• [The task] Provide only the number of lines in the data below that contain the string "subtitle".

• [Supplied data]
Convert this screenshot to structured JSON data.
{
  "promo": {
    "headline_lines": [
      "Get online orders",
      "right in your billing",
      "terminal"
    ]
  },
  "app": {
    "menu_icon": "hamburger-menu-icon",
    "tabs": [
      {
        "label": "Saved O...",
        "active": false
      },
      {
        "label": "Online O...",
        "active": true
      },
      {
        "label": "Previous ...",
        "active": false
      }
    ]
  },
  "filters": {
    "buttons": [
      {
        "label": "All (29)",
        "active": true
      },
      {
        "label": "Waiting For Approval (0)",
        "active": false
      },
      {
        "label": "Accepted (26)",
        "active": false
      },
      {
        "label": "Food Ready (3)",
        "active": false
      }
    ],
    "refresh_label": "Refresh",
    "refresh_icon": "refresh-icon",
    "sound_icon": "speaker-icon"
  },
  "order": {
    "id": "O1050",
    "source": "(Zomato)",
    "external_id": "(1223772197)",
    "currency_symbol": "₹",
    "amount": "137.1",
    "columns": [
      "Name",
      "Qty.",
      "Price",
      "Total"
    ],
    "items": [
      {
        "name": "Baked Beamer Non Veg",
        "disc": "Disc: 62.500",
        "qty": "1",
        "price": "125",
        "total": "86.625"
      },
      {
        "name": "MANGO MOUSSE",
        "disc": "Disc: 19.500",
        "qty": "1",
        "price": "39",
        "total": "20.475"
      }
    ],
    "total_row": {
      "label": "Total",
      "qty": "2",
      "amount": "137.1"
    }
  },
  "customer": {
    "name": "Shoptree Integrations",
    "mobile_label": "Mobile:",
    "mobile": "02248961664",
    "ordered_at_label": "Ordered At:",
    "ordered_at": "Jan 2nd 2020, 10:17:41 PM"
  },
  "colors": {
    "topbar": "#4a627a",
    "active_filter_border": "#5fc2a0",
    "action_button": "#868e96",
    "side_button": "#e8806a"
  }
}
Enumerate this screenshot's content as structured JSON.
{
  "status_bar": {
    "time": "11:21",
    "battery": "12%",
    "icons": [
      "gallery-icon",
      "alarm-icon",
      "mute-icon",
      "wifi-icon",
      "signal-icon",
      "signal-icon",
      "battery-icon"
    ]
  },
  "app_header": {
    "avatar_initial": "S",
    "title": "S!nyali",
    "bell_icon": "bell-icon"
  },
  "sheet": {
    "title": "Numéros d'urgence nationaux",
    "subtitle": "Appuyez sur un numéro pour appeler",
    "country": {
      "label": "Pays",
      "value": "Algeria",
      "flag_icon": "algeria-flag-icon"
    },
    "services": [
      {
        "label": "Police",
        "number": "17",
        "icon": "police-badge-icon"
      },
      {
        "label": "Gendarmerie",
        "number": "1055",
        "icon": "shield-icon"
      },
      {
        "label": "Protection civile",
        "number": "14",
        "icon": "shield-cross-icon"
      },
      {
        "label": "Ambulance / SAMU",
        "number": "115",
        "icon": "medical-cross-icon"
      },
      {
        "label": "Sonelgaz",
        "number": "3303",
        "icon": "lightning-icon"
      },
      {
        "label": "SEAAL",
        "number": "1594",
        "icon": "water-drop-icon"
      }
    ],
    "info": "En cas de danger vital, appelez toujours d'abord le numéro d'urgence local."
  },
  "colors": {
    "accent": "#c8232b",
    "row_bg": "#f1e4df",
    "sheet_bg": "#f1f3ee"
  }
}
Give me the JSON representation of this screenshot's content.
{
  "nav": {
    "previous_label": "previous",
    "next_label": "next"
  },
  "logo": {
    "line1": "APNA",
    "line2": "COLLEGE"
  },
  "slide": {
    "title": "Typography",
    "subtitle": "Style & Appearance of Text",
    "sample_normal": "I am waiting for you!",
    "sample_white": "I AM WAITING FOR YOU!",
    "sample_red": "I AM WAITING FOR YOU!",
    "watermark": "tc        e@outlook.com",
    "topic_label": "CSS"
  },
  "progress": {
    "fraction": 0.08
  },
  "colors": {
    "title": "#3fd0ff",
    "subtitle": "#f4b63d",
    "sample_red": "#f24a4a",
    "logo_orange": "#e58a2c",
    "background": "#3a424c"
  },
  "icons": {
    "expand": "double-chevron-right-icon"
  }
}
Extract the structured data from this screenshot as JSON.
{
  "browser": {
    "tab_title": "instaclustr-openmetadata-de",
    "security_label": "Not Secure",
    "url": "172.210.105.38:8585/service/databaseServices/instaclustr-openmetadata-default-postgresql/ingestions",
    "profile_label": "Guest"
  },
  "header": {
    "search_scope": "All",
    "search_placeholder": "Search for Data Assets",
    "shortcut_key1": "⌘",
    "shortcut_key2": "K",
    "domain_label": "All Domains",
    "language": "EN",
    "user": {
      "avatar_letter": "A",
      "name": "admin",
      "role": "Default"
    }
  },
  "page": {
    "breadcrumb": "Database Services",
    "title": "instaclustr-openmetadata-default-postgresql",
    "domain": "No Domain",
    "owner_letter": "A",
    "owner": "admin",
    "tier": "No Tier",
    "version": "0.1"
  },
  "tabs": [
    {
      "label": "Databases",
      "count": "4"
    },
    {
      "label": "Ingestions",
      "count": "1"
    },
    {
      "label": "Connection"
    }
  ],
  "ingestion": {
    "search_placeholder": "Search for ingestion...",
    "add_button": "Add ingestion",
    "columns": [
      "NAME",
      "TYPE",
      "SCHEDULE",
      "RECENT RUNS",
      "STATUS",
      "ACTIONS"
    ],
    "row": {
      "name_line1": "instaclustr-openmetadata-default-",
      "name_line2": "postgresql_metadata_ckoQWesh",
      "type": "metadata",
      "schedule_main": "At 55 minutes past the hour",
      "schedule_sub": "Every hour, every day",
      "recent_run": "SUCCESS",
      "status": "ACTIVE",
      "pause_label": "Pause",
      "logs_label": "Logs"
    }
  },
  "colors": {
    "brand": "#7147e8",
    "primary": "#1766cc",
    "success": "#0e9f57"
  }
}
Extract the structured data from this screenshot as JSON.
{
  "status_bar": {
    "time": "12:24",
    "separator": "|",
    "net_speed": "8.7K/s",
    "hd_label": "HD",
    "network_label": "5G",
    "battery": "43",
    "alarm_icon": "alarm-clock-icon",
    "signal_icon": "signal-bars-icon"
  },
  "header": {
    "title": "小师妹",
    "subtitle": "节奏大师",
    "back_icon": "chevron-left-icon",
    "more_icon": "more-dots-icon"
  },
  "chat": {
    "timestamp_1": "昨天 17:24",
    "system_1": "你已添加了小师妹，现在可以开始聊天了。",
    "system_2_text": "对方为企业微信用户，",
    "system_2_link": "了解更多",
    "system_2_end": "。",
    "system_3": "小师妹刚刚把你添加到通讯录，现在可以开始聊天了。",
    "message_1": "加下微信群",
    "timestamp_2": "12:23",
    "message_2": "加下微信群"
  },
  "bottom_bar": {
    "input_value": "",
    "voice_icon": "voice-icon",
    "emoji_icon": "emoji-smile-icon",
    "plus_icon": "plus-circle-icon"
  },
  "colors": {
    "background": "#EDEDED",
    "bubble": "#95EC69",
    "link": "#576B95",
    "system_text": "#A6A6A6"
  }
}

• [Written answer] 4